Exercise task:
Only the number is wanted: how many lines of these entries contain the word "portu"?

--- START Entries shown ---

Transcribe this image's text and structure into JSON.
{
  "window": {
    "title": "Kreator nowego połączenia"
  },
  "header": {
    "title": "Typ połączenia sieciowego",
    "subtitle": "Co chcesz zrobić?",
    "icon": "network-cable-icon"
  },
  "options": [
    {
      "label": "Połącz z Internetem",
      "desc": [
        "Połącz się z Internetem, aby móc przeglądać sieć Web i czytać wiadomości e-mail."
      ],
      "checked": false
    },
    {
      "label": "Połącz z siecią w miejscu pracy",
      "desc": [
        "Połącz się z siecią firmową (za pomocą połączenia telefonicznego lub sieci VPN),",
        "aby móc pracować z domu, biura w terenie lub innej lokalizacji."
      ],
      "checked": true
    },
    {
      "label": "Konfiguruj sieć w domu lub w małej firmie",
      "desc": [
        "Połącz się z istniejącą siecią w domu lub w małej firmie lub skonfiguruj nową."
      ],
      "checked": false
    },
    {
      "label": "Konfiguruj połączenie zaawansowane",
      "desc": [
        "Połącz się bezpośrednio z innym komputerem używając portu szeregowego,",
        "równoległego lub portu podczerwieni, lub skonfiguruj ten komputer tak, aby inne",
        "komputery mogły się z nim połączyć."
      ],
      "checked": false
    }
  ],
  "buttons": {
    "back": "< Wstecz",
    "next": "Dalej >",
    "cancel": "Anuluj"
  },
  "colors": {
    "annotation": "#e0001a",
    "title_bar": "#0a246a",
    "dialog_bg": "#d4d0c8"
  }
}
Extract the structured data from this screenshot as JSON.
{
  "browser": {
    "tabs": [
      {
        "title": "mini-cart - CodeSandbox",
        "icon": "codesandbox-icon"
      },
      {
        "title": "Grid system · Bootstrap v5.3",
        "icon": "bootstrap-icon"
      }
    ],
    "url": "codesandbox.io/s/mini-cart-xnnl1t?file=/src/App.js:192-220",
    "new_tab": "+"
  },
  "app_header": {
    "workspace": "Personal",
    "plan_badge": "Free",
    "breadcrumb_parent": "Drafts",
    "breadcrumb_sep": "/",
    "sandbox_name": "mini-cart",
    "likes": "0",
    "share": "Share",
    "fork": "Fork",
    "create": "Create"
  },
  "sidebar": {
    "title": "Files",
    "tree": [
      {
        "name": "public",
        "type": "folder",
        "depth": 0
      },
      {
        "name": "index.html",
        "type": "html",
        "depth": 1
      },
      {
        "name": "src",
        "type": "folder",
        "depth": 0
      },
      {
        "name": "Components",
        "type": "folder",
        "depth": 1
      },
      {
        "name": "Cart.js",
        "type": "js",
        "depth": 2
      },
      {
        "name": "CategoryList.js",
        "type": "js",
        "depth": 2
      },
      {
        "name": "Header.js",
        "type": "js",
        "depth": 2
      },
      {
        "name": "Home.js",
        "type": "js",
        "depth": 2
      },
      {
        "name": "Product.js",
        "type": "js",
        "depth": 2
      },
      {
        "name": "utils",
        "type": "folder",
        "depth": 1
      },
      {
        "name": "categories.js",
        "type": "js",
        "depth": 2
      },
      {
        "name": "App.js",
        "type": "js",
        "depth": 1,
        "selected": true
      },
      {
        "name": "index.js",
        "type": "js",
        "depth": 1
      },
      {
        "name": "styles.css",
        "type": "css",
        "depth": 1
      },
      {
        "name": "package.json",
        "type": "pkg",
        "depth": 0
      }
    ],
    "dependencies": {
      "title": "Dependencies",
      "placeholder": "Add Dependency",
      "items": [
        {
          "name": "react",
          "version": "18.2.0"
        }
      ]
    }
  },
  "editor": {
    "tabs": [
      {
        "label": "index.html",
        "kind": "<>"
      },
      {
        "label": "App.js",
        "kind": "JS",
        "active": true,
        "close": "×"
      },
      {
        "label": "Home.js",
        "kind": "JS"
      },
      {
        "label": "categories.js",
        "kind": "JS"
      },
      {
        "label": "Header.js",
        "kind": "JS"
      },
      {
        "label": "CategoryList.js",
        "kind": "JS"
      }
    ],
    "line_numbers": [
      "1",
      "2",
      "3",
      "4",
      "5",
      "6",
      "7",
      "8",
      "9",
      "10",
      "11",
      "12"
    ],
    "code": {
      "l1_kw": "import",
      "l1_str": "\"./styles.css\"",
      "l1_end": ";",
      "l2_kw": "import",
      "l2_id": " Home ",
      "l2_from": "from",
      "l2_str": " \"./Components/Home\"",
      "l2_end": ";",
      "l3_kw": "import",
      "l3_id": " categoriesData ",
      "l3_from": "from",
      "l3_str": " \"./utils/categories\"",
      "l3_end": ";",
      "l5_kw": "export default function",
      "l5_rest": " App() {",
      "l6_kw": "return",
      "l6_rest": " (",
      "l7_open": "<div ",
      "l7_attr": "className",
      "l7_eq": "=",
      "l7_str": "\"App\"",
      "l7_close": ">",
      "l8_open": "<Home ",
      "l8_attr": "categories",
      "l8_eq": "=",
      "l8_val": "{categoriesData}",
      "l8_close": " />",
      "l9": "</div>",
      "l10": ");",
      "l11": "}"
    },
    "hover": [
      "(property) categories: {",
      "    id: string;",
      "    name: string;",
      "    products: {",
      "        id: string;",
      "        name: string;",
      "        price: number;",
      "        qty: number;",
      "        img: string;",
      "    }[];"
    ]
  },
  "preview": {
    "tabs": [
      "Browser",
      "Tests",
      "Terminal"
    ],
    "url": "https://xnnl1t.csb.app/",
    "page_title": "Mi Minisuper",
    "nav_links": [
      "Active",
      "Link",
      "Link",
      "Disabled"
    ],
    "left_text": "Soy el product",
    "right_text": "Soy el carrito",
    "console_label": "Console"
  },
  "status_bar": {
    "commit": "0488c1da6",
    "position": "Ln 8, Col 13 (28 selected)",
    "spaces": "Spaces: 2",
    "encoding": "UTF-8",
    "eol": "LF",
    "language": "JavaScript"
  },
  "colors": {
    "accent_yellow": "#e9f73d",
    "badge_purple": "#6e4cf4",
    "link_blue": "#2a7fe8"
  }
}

--- END Entries shown ---

Full answer:
2